■ **TASK REQUIREMENTS**
Count the lines of the material below that contain the string "systems", treating uppercase and lowercase as distinct, and give only the number.

──────────────────────────────

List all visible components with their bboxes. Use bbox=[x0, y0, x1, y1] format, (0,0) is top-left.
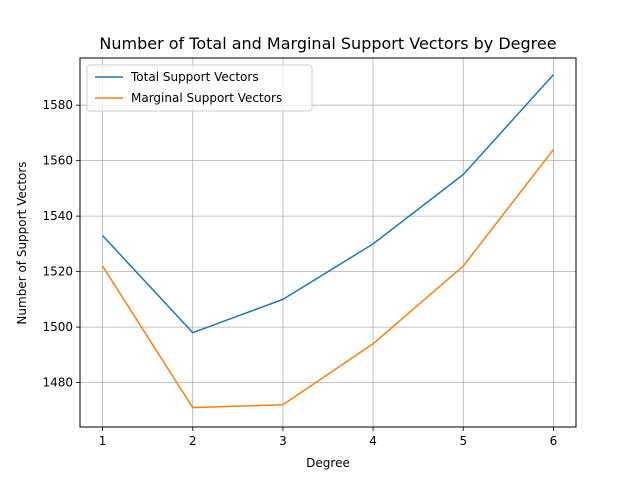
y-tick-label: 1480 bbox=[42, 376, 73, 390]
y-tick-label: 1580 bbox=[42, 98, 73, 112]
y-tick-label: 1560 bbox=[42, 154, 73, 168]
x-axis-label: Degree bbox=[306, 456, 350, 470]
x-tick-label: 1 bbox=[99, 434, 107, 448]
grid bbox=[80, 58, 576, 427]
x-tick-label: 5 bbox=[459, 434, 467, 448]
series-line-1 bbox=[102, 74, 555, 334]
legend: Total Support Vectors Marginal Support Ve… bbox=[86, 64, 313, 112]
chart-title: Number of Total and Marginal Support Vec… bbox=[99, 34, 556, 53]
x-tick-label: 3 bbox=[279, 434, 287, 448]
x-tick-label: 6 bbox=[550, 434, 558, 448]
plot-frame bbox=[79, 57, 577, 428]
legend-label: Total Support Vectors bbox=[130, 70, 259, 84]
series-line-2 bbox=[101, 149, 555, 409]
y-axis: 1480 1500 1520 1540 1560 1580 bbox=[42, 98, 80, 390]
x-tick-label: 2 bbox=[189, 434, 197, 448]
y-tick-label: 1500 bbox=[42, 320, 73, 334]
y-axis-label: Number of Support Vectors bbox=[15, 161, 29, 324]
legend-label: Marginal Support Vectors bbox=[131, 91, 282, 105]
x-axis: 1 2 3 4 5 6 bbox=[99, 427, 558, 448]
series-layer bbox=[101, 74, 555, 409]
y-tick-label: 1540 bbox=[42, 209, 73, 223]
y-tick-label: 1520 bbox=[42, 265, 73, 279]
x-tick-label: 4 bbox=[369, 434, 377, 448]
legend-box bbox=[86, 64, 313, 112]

──────────────────────────────

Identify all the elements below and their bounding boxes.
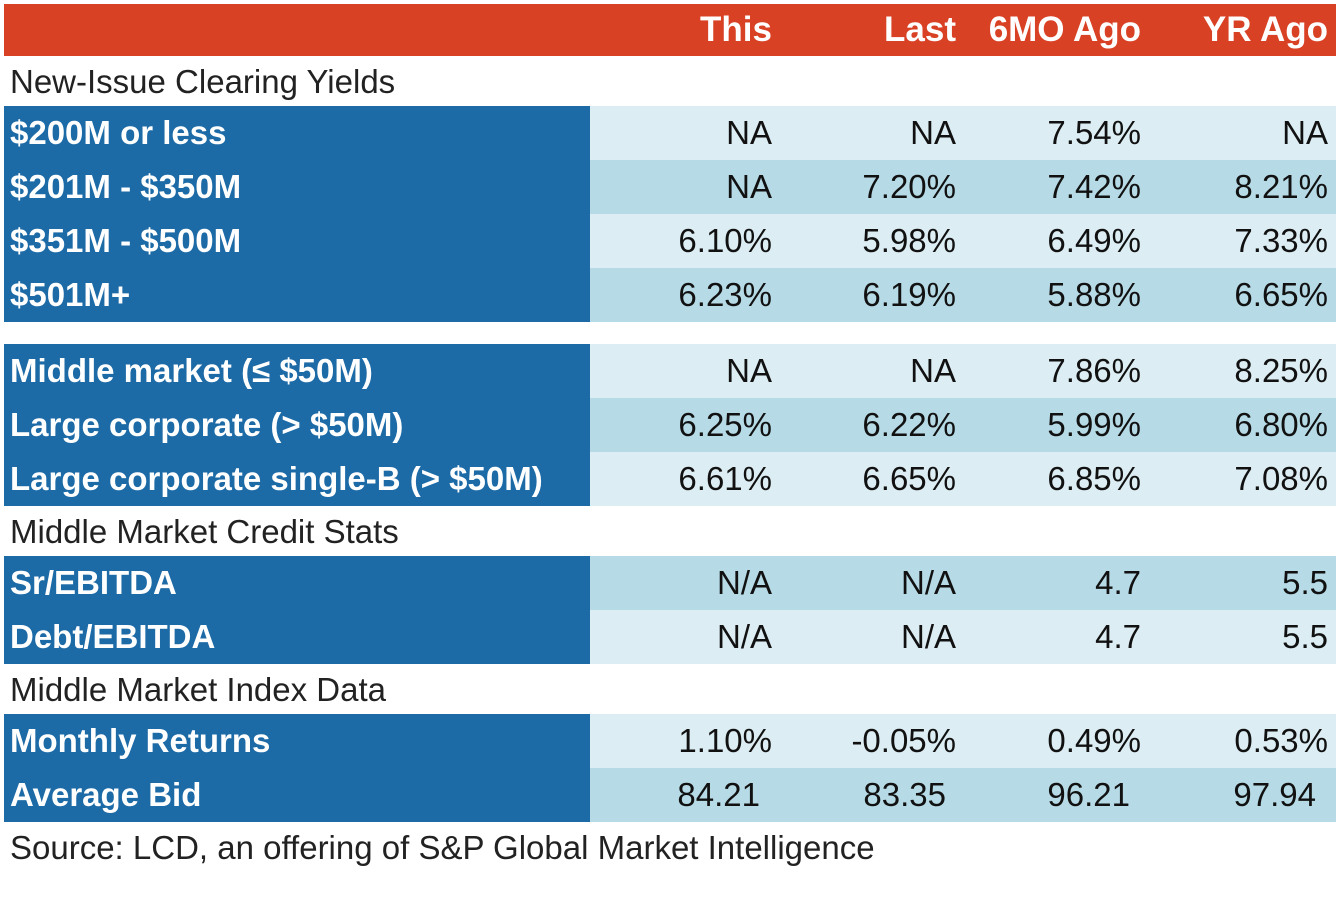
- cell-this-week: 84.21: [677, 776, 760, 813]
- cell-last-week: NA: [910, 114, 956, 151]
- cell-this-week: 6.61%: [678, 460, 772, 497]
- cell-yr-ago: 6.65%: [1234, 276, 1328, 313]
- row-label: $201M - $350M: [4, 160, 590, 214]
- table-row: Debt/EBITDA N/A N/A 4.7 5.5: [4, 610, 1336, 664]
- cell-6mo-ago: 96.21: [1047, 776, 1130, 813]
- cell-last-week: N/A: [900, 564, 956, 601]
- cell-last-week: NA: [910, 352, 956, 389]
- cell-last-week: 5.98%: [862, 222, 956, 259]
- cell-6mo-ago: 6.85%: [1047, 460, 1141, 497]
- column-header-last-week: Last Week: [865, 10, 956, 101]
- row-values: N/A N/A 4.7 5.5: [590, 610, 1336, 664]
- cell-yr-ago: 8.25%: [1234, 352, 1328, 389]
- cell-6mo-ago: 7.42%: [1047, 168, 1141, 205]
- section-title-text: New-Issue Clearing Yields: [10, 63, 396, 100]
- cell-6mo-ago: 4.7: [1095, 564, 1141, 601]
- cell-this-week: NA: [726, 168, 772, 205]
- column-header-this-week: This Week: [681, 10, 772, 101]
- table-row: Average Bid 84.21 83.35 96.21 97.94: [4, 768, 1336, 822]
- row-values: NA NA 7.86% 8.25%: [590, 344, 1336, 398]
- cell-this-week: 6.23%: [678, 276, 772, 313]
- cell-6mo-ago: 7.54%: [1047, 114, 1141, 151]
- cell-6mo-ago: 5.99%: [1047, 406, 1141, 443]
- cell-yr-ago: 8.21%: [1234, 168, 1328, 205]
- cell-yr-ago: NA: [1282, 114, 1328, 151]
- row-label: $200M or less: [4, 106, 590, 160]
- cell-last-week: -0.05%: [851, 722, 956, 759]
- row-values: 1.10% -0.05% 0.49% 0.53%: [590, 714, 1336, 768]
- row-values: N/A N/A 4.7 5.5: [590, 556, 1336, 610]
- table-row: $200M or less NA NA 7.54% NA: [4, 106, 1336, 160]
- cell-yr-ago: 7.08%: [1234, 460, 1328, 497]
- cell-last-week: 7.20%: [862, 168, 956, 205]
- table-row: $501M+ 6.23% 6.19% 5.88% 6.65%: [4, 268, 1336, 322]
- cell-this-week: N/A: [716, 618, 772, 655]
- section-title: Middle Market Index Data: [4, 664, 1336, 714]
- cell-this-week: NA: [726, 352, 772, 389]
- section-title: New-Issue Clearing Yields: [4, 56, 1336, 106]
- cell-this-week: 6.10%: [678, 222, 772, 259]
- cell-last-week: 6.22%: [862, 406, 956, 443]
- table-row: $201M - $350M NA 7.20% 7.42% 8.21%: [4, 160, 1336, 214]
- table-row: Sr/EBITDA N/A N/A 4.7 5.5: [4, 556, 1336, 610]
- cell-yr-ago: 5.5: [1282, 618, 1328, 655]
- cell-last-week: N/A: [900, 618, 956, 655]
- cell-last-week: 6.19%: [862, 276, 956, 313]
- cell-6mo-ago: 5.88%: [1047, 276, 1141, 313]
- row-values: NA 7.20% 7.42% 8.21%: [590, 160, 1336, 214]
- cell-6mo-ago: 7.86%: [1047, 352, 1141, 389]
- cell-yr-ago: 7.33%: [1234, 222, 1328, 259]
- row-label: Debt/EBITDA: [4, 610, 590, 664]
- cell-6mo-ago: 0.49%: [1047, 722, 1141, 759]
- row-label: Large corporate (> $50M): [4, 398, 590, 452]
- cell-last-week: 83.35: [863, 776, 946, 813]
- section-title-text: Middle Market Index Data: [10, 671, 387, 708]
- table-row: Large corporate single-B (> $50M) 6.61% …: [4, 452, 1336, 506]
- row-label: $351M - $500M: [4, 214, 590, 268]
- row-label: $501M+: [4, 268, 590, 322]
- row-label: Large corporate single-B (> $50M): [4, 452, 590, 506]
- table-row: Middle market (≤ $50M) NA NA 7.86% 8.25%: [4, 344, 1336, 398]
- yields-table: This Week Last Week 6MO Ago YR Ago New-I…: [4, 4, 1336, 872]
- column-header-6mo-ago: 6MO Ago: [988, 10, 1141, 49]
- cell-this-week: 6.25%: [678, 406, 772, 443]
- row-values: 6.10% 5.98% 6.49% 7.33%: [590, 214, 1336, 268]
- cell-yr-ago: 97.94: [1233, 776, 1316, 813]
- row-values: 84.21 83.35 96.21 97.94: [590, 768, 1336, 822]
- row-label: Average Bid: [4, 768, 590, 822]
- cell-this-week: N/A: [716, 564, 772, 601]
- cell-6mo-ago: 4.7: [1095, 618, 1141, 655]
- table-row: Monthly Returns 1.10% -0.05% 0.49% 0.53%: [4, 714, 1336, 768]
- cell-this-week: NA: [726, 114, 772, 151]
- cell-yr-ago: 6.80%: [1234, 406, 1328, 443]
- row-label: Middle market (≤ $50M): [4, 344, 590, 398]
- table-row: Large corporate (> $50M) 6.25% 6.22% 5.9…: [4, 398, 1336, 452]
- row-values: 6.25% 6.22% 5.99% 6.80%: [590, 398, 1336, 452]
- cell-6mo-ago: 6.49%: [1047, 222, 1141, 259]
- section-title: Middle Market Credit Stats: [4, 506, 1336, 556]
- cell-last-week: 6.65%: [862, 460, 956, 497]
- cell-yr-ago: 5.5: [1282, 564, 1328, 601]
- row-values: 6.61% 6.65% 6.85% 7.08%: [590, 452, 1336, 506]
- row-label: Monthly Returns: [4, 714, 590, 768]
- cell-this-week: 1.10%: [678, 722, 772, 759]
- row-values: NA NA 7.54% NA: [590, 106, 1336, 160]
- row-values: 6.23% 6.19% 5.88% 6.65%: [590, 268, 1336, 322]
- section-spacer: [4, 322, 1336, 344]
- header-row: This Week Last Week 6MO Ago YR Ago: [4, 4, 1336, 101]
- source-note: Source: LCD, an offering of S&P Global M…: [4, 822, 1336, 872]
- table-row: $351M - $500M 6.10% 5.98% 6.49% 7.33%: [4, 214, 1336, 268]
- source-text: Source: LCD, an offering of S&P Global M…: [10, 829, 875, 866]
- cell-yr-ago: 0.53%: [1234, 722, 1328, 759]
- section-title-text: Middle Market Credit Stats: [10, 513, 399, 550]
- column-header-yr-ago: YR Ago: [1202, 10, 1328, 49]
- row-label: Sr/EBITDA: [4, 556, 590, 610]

──────────────────────────────

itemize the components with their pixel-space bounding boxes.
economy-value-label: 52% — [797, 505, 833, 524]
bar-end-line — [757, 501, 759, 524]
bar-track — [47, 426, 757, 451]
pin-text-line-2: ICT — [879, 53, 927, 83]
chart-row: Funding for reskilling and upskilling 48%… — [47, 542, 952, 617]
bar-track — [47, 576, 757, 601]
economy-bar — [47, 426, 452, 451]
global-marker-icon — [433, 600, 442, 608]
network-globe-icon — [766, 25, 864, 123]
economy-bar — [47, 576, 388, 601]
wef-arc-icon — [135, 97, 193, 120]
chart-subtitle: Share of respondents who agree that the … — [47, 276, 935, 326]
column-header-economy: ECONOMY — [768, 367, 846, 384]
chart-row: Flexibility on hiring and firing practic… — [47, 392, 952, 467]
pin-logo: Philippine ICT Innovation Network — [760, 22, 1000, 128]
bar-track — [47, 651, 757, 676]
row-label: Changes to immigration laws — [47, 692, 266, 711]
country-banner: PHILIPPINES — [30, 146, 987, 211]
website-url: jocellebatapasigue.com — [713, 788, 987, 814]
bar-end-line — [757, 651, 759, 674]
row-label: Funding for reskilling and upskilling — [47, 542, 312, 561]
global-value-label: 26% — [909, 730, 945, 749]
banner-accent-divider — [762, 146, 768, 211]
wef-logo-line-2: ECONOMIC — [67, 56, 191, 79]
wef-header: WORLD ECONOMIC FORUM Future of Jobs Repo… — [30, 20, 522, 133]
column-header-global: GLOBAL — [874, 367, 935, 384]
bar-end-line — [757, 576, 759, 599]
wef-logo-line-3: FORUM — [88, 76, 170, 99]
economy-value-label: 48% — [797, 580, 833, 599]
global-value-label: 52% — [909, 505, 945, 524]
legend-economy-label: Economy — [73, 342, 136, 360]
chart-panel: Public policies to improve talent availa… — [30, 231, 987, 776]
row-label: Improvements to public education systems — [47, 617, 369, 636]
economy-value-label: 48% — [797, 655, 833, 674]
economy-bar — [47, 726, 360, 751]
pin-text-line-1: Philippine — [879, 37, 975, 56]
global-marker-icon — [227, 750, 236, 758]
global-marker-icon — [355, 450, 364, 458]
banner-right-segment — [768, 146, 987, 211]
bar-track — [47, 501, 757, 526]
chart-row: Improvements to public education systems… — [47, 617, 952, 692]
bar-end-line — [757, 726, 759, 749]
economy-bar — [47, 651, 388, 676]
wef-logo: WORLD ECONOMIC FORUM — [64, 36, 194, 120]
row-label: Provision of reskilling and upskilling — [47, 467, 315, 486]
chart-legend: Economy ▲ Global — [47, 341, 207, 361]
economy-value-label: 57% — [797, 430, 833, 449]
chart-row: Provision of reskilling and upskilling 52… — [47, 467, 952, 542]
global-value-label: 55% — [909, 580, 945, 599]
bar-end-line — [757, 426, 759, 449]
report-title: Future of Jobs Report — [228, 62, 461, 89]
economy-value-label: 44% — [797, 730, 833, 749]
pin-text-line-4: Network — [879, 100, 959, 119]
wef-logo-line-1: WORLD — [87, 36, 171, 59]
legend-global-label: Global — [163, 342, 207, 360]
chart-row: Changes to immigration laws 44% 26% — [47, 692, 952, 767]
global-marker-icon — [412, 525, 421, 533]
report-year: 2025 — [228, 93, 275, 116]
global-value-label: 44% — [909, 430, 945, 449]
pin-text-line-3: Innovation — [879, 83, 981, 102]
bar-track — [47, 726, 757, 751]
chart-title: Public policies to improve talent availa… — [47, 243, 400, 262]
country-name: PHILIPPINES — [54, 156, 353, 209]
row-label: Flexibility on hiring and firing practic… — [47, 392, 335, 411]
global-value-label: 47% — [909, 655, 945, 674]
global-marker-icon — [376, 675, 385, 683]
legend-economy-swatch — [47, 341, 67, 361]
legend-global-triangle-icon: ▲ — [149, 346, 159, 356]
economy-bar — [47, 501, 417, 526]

──────────────────────────────

■ **FINAL RESULT**
2